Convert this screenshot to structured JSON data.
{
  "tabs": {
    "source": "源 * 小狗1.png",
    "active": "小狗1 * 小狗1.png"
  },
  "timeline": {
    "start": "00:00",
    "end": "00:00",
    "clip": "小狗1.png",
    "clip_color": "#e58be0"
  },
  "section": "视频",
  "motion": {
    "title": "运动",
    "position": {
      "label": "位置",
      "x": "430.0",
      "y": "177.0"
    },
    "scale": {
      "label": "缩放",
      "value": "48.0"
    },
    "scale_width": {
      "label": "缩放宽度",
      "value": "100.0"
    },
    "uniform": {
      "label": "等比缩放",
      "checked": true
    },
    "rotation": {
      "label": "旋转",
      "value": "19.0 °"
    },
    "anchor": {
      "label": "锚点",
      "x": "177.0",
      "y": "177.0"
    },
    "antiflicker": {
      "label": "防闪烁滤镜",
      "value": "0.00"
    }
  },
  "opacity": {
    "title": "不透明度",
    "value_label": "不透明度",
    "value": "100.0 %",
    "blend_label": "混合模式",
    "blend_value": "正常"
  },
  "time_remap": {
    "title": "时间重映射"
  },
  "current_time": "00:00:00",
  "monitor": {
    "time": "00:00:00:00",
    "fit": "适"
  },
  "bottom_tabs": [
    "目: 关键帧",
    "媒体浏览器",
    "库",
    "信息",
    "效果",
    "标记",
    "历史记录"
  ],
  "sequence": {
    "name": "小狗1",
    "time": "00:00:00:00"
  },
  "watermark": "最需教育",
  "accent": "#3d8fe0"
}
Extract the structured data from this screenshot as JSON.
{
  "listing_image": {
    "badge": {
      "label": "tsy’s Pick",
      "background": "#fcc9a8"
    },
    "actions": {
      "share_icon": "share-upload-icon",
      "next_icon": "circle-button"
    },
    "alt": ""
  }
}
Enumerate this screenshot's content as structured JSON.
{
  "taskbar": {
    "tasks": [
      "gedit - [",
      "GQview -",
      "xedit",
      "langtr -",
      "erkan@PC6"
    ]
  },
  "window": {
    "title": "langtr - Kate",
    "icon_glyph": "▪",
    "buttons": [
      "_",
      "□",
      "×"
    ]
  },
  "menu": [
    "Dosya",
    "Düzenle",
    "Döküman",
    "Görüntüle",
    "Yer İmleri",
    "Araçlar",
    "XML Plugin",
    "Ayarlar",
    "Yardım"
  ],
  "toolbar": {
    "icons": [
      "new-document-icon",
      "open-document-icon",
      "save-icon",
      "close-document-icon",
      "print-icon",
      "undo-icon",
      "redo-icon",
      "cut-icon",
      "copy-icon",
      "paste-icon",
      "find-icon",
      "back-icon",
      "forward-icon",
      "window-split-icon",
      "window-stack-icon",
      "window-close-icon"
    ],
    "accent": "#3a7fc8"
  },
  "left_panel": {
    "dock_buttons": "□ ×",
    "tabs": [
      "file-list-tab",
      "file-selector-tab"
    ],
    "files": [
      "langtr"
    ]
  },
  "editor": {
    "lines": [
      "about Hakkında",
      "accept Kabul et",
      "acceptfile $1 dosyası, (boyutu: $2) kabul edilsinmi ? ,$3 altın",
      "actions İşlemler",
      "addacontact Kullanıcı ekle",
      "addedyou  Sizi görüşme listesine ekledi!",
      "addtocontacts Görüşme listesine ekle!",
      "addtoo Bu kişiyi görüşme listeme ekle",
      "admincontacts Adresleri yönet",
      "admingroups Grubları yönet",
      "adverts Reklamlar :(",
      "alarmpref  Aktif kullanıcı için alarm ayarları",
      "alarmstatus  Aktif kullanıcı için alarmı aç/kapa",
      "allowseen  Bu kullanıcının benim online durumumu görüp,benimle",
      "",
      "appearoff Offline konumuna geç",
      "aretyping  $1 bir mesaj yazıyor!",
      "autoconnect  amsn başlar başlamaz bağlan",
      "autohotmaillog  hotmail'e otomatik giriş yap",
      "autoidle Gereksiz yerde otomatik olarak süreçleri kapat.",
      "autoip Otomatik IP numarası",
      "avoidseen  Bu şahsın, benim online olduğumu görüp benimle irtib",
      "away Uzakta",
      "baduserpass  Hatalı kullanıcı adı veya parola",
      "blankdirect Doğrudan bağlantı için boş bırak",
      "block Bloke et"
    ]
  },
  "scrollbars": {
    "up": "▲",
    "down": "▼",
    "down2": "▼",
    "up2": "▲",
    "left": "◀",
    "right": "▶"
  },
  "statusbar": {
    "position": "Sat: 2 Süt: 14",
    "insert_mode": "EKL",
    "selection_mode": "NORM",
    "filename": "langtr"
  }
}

■ Aim
Nothing may be left out: return each entry exactly as it reads.

■ Worked answer
Convert this screenshot to structured JSON data.
{
  "tabs": {
    "source": "源 * 小狗1.png",
    "active": "小狗1 * 小狗1.png"
  },
  "timeline": {
    "start": "00:00",
    "end": "00:00",
    "clip": "小狗1.png",
    "clip_color": "#e58be0"
  },
  "section": "视频",
  "motion": {
    "title": "运动",
    "position": {
      "label": "位置",
      "x": "430.0",
      "y": "177.0"
    },
    "scale": {
      "label": "缩放",
      "value": "48.0"
    },
    "scale_width": {
      "label": "缩放宽度",
      "value": "100.0"
    },
    "uniform": {
      "label": "等比缩放",
      "checked": true
    },
    "rotation": {
      "label": "旋转",
      "value": "19.0 °"
    },
    "anchor": {
      "label": "锚点",
      "x": "177.0",
      "y": "177.0"
    },
    "antiflicker": {
      "label": "防闪烁滤镜",
      "value": "0.00"
    }
  },
  "opacity": {
    "title": "不透明度",
    "value_label": "不透明度",
    "value": "100.0 %",
    "blend_label": "混合模式",
    "blend_value": "正常"
  },
  "time_remap": {
    "title": "时间重映射"
  },
  "current_time": "00:00:00",
  "monitor": {
    "time": "00:00:00:00",
    "fit": "适"
  },
  "bottom_tabs": [
    "目: 关键帧",
    "媒体浏览器",
    "库",
    "信息",
    "效果",
    "标记",
    "历史记录"
  ],
  "sequence": {
    "name": "小狗1",
    "time": "00:00:00:00"
  },
  "watermark": "最需教育",
  "accent": "#3d8fe0"
}
Extract the structured data from this screenshot as JSON.
{
  "listing_image": {
    "badge": {
      "label": "tsy’s Pick",
      "background": "#fcc9a8"
    },
    "actions": {
      "share_icon": "share-upload-icon",
      "next_icon": "circle-button"
    },
    "alt": ""
  }
}
Enumerate this screenshot's content as structured JSON.
{
  "taskbar": {
    "tasks": [
      "gedit - [",
      "GQview -",
      "xedit",
      "langtr -",
      "erkan@PC6"
    ]
  },
  "window": {
    "title": "langtr - Kate",
    "icon_glyph": "▪",
    "buttons": [
      "_",
      "□",
      "×"
    ]
  },
  "menu": [
    "Dosya",
    "Düzenle",
    "Döküman",
    "Görüntüle",
    "Yer İmleri",
    "Araçlar",
    "XML Plugin",
    "Ayarlar",
    "Yardım"
  ],
  "toolbar": {
    "icons": [
      "new-document-icon",
      "open-document-icon",
      "save-icon",
      "close-document-icon",
      "print-icon",
      "undo-icon",
      "redo-icon",
      "cut-icon",
      "copy-icon",
      "paste-icon",
      "find-icon",
      "back-icon",
      "forward-icon",
      "window-split-icon",
      "window-stack-icon",
      "window-close-icon"
    ],
    "accent": "#3a7fc8"
  },
  "left_panel": {
    "dock_buttons": "□ ×",
    "tabs": [
      "file-list-tab",
      "file-selector-tab"
    ],
    "files": [
      "langtr"
    ]
  },
  "editor": {
    "lines": [
      "about Hakkında",
      "accept Kabul et",
      "acceptfile $1 dosyası, (boyutu: $2) kabul edilsinmi ? ,$3 altın",
      "actions İşlemler",
      "addacontact Kullanıcı ekle",
      "addedyou  Sizi görüşme listesine ekledi!",
      "addtocontacts Görüşme listesine ekle!",
      "addtoo Bu kişiyi görüşme listeme ekle",
      "admincontacts Adresleri yönet",
      "admingroups Grubları yönet",
      "adverts Reklamlar :(",
      "alarmpref  Aktif kullanıcı için alarm ayarları",
      "alarmstatus  Aktif kullanıcı için alarmı aç/kapa",
      "allowseen  Bu kullanıcının benim online durumumu görüp,benimle",
      "",
      "appearoff Offline konumuna geç",
      "aretyping  $1 bir mesaj yazıyor!",
      "autoconnect  amsn başlar başlamaz bağlan",
      "autohotmaillog  hotmail'e otomatik giriş yap",
      "autoidle Gereksiz yerde otomatik olarak süreçleri kapat.",
      "autoip Otomatik IP numarası",
      "avoidseen  Bu şahsın, benim online olduğumu görüp benimle irtib",
      "away Uzakta",
      "baduserpass  Hatalı kullanıcı adı veya parola",
      "blankdirect Doğrudan bağlantı için boş bırak",
      "block Bloke et"
    ]
  },
  "scrollbars": {
    "up": "▲",
    "down": "▼",
    "down2": "▼",
    "up2": "▲",
    "left": "◀",
    "right": "▶"
  },
  "statusbar": {
    "position": "Sat: 2 Süt: 14",
    "insert_mode": "EKL",
    "selection_mode": "NORM",
    "filename": "langtr"
  }
}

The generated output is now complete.